Data entries
↓

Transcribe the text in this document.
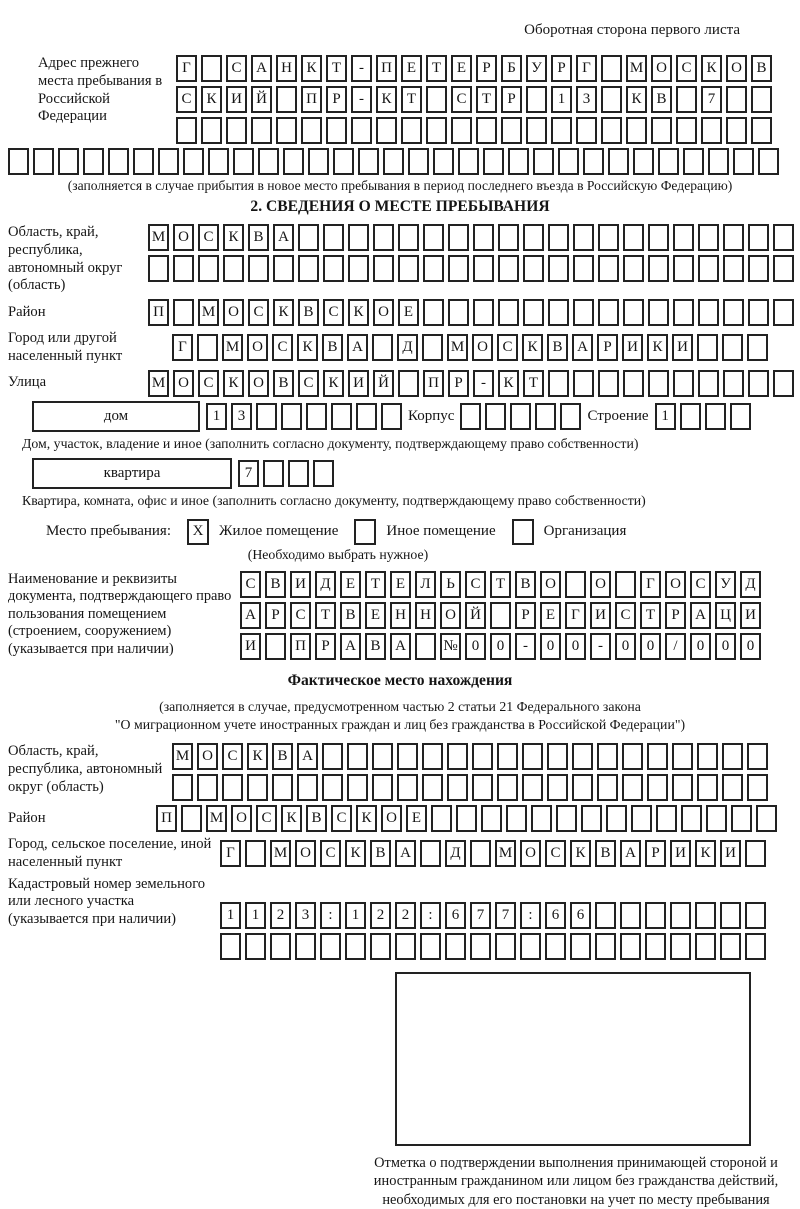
Оборотная сторона первого листа
Адрес прежнего места пребывания в Российской Федерации
Г	С А Н К	Т	-	П Е	Т	Е	Р	Б	У	Р	Г	М О С К О В
С К И Й	П	Р	-	К	Т	С	Т	Р	1	3	К В	7
(заполняется в случае прибытия в новое место пребывания в период последнего въезда в Российскую Федерацию)
2. СВЕДЕНИЯ О МЕСТЕ ПРЕБЫВАНИЯ
Область, край, республика, автономный округ (область)
М О С К В А
Район	П	М О С К В С К О Е
Город или другой населенный пункт
Г	М О С К В А	Д	М О С К В А	Р	И К И
Улица	М О С К О В С К И Й	П	Р	-	К	Т
дом	1	3	Корпус	Строение 1
Дом, участок, владение и иное (заполнить согласно документу, подтверждающему право собственности)
квартира	7
Квартира, комната, офис и иное (заполнить согласно документу, подтверждающему право собственности)
Место пребывания:	X	Жилое помещение	Иное помещение	Организация
(Необходимо выбрать нужное)
Наименование и реквизиты документа, подтверждающего право пользования помещением (строением, сооружением) (указывается при наличии)
С В И Д	Е	Т	Е	Л	Ь	С	Т	В О	О	Г	О С У Д
А	Р	С	Т	В	Е	Н Н О Й	Р	Е	Г	И С	Т	Р	А Ц И
И	П	Р	А В А	№ 0	0	-	0	0	-	0	0	/	0	0	0
Фактическое место нахождения
(заполняется в случае, предусмотренном частью 2 статьи 21 Федерального закона
"О миграционном учете иностранных граждан и лиц без гражданства в Российской Федерации")
Область, край, республика, автономный округ (область)
М О С К В А
Район	П	М О С К В С К О Е
Город, сельское поселение, иной населенный пункт
Г	М О С К В А	Д	М О С К В А	Р	И К И
Кадастровый номер земельного или лесного участка (указывается при наличии)	1	1	2	3	:	1	2	2	:	6	7	7	:	6	6
Отметка о подтверждении выполнения принимающей стороной и иностранным гражданином или лицом без гражданства действий, необходимых для его постановки на учет по месту пребывания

↑

Problem —
Copy out every line of the material above exactly, skipping the pictures.

The answer —
Transcribe the text in this document.
Оборотная сторона первого листа
Адрес прежнего места пребывания в Российской Федерации
Г	С А Н К	Т	-	П Е	Т	Е	Р	Б	У	Р	Г	М О С К О В
С К И Й	П	Р	-	К	Т	С	Т	Р	1	3	К В	7
(заполняется в случае прибытия в новое место пребывания в период последнего въезда в Российскую Федерацию)
2. СВЕДЕНИЯ О МЕСТЕ ПРЕБЫВАНИЯ
Область, край, республика, автономный округ (область)
М О С К В А
Район	П	М О С К В С К О Е
Город или другой населенный пункт
Г	М О С К В А	Д	М О С К В А	Р	И К И
Улица	М О С К О В С К И Й	П	Р	-	К	Т
дом	1	3	Корпус	Строение 1
Дом, участок, владение и иное (заполнить согласно документу, подтверждающему право собственности)
квартира	7
Квартира, комната, офис и иное (заполнить согласно документу, подтверждающему право собственности)
Место пребывания:	X	Жилое помещение	Иное помещение	Организация
(Необходимо выбрать нужное)
Наименование и реквизиты документа, подтверждающего право пользования помещением (строением, сооружением) (указывается при наличии)
С В И Д	Е	Т	Е	Л	Ь	С	Т	В О	О	Г	О С У Д
А	Р	С	Т	В	Е	Н Н О Й	Р	Е	Г	И С	Т	Р	А Ц И
И	П	Р	А В А	№ 0	0	-	0	0	-	0	0	/	0	0	0
Фактическое место нахождения
(заполняется в случае, предусмотренном частью 2 статьи 21 Федерального закона
"О миграционном учете иностранных граждан и лиц без гражданства в Российской Федерации")
Область, край, республика, автономный округ (область)
М О С К В А
Район	П	М О С К В С К О Е
Город, сельское поселение, иной населенный пункт
Г	М О С К В А	Д	М О С К В А	Р	И К И
Кадастровый номер земельного или лесного участка (указывается при наличии)	1	1	2	3	:	1	2	2	:	6	7	7	:	6	6
Отметка о подтверждении выполнения принимающей стороной и иностранным гражданином или лицом без гражданства действий, необходимых для его постановки на учет по месту пребывания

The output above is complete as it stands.